## DIRECTIONS
List each line of the data in which the string "округов" appears.

Stored entries
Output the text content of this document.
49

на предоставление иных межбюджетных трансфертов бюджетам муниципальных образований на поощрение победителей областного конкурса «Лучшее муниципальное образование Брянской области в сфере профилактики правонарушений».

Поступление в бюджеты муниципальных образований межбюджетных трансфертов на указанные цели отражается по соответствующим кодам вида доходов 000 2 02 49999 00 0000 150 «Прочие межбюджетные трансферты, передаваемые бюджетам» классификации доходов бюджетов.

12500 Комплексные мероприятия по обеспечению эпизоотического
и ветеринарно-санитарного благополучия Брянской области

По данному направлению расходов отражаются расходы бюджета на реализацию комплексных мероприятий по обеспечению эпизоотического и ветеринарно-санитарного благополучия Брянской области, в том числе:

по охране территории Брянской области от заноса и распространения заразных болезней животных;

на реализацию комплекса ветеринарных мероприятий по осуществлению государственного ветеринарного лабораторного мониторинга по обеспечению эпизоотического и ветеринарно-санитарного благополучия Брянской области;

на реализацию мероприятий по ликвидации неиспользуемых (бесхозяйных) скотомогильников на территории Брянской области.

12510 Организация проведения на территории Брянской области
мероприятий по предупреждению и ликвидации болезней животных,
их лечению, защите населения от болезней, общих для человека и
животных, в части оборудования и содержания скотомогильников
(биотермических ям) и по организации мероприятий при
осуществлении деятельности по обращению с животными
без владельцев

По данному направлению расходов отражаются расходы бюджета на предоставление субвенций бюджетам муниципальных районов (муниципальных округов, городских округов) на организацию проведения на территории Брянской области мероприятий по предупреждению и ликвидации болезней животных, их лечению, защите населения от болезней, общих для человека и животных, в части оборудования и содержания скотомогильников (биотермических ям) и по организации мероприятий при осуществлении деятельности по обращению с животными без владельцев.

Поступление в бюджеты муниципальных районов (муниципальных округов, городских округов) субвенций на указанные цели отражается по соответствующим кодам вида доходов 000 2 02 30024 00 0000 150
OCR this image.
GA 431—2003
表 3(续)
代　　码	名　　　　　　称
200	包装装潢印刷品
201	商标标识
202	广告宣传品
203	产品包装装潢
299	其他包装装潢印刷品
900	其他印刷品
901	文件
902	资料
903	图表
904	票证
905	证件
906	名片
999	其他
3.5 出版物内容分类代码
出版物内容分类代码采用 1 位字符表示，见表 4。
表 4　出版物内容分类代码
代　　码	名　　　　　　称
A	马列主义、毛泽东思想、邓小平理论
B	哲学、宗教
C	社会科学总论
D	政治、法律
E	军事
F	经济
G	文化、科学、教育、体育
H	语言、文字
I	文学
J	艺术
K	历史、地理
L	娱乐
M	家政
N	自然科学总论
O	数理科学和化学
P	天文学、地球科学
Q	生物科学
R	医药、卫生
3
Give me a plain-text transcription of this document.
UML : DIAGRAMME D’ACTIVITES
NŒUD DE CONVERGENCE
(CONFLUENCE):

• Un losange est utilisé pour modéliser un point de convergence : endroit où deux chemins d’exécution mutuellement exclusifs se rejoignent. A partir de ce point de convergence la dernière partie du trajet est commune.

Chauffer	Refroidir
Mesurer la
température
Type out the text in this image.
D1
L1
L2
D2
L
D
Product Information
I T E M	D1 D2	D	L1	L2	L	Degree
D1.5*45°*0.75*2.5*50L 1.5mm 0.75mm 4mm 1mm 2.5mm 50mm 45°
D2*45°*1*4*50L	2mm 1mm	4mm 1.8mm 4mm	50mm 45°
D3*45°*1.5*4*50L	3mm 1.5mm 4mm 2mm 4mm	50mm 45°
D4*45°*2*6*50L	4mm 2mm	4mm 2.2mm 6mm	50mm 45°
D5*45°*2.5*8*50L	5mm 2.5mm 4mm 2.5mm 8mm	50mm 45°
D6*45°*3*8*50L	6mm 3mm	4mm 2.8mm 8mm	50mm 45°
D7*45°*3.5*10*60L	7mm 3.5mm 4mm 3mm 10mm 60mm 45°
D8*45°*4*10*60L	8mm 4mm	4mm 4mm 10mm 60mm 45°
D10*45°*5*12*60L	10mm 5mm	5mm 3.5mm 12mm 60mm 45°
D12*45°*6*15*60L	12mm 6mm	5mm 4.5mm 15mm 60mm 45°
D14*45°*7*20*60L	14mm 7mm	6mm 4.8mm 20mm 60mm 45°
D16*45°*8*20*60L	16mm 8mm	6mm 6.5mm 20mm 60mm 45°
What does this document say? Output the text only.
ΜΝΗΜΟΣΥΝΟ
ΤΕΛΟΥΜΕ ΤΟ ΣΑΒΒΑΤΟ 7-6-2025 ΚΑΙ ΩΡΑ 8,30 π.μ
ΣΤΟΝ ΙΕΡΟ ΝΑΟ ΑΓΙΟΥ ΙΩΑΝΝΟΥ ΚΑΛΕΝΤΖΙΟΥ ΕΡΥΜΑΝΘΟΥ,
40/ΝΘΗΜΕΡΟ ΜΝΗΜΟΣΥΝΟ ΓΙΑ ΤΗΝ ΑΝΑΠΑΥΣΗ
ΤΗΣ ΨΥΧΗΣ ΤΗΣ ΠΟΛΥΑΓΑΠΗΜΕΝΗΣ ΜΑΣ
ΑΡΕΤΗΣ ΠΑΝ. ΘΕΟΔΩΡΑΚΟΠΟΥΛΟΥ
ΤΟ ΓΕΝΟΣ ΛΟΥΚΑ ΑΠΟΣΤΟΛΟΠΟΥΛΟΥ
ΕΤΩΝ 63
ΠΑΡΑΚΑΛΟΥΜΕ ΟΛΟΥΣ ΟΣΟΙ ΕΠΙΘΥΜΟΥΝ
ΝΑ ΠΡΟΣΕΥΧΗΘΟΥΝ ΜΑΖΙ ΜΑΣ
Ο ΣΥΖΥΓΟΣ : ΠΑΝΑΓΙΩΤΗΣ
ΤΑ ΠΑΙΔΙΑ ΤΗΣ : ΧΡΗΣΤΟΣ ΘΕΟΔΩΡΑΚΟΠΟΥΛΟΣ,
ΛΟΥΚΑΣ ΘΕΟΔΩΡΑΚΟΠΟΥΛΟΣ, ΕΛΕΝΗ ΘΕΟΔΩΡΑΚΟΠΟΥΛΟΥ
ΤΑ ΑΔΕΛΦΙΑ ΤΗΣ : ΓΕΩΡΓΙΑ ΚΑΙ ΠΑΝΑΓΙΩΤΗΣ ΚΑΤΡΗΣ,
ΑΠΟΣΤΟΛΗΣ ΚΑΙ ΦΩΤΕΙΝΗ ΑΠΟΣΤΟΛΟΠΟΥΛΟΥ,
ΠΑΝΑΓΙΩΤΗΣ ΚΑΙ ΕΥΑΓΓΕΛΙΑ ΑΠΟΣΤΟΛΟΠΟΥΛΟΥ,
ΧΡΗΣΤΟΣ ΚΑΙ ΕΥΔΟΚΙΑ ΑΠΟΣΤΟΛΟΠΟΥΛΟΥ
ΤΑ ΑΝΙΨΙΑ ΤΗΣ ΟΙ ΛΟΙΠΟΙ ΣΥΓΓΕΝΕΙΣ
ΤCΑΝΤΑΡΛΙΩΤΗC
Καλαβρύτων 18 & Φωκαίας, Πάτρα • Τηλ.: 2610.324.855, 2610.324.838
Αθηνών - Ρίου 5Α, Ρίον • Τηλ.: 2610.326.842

## RESPONSE TO THE EXERCISE
По данному направлению расходов отражаются расходы бюджета на предоставление субвенций бюджетам муниципальных районов (муниципальных округов, городских округов) на организацию проведения на территории Брянской области мероприятий по предупреждению и ликвидации болезней животных, их лечению, защите населения от болезней, общих для человека и животных, в части оборудования и содержания скотомогильников (биотермических ям) и по организации мероприятий при осуществлении деятельности по обращению с животными без владельцев.
Поступление в бюджеты муниципальных районов (муниципальных округов, городских округов) субвенций на указанные цели отражается по соответствующим кодам вида доходов 000 2 02 30024 00 0000 150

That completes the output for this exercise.